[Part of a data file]
* Start *
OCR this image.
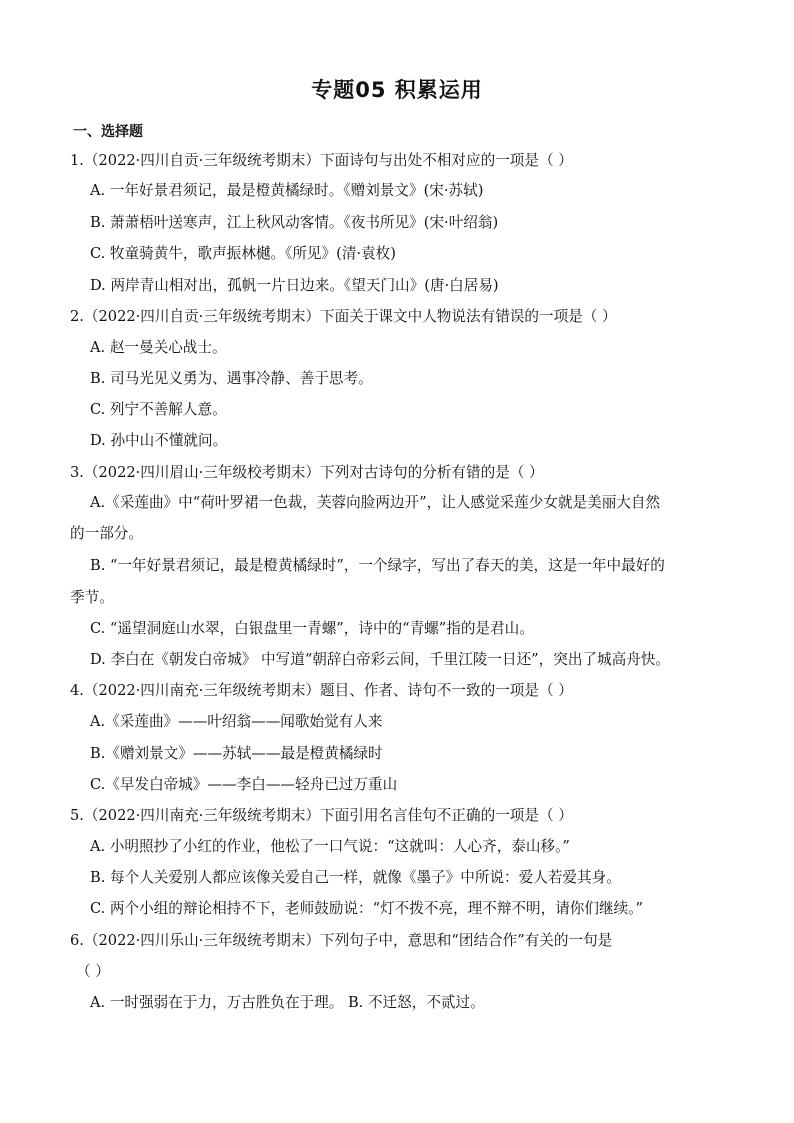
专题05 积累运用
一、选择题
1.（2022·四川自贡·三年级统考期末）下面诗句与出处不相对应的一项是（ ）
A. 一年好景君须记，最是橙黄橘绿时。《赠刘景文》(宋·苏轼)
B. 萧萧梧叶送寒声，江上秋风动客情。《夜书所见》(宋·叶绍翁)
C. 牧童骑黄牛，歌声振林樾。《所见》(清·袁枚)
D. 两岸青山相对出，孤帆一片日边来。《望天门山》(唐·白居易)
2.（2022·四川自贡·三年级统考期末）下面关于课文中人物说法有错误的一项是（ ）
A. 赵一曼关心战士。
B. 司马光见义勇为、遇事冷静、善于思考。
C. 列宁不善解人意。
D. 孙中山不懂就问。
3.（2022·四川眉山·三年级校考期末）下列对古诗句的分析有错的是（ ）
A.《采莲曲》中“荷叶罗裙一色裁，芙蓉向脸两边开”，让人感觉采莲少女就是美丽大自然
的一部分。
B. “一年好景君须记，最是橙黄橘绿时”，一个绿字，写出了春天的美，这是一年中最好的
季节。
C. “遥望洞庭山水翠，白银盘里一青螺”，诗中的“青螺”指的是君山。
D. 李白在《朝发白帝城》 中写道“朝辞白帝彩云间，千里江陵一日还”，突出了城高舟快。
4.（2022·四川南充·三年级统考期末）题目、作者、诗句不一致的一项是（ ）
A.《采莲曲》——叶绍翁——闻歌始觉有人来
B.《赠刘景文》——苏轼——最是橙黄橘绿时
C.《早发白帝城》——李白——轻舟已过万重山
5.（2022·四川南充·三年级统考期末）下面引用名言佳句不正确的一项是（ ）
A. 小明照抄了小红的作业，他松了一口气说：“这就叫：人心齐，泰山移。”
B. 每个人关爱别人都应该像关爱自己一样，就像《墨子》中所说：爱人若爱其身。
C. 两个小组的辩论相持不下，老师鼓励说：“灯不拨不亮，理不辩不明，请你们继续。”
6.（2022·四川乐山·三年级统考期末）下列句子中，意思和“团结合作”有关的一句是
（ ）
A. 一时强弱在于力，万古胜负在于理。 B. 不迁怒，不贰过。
* End *
## [TASK PROMPT]
Every line of the data above should be quoted exactly. Omit the pictures.

## [EXERCISE RESPONSE]
OCR this image.
专题05 积累运用
一、选择题
1.（2022·四川自贡·三年级统考期末）下面诗句与出处不相对应的一项是（ ）
A. 一年好景君须记，最是橙黄橘绿时。《赠刘景文》(宋·苏轼)
B. 萧萧梧叶送寒声，江上秋风动客情。《夜书所见》(宋·叶绍翁)
C. 牧童骑黄牛，歌声振林樾。《所见》(清·袁枚)
D. 两岸青山相对出，孤帆一片日边来。《望天门山》(唐·白居易)
2.（2022·四川自贡·三年级统考期末）下面关于课文中人物说法有错误的一项是（ ）
A. 赵一曼关心战士。
B. 司马光见义勇为、遇事冷静、善于思考。
C. 列宁不善解人意。
D. 孙中山不懂就问。
3.（2022·四川眉山·三年级校考期末）下列对古诗句的分析有错的是（ ）
A.《采莲曲》中“荷叶罗裙一色裁，芙蓉向脸两边开”，让人感觉采莲少女就是美丽大自然
的一部分。
B. “一年好景君须记，最是橙黄橘绿时”，一个绿字，写出了春天的美，这是一年中最好的
季节。
C. “遥望洞庭山水翠，白银盘里一青螺”，诗中的“青螺”指的是君山。
D. 李白在《朝发白帝城》 中写道“朝辞白帝彩云间，千里江陵一日还”，突出了城高舟快。
4.（2022·四川南充·三年级统考期末）题目、作者、诗句不一致的一项是（ ）
A.《采莲曲》——叶绍翁——闻歌始觉有人来
B.《赠刘景文》——苏轼——最是橙黄橘绿时
C.《早发白帝城》——李白——轻舟已过万重山
5.（2022·四川南充·三年级统考期末）下面引用名言佳句不正确的一项是（ ）
A. 小明照抄了小红的作业，他松了一口气说：“这就叫：人心齐，泰山移。”
B. 每个人关爱别人都应该像关爱自己一样，就像《墨子》中所说：爱人若爱其身。
C. 两个小组的辩论相持不下，老师鼓励说：“灯不拨不亮，理不辩不明，请你们继续。”
6.（2022·四川乐山·三年级统考期末）下列句子中，意思和“团结合作”有关的一句是
（ ）
A. 一时强弱在于力，万古胜负在于理。 B. 不迁怒，不贰过。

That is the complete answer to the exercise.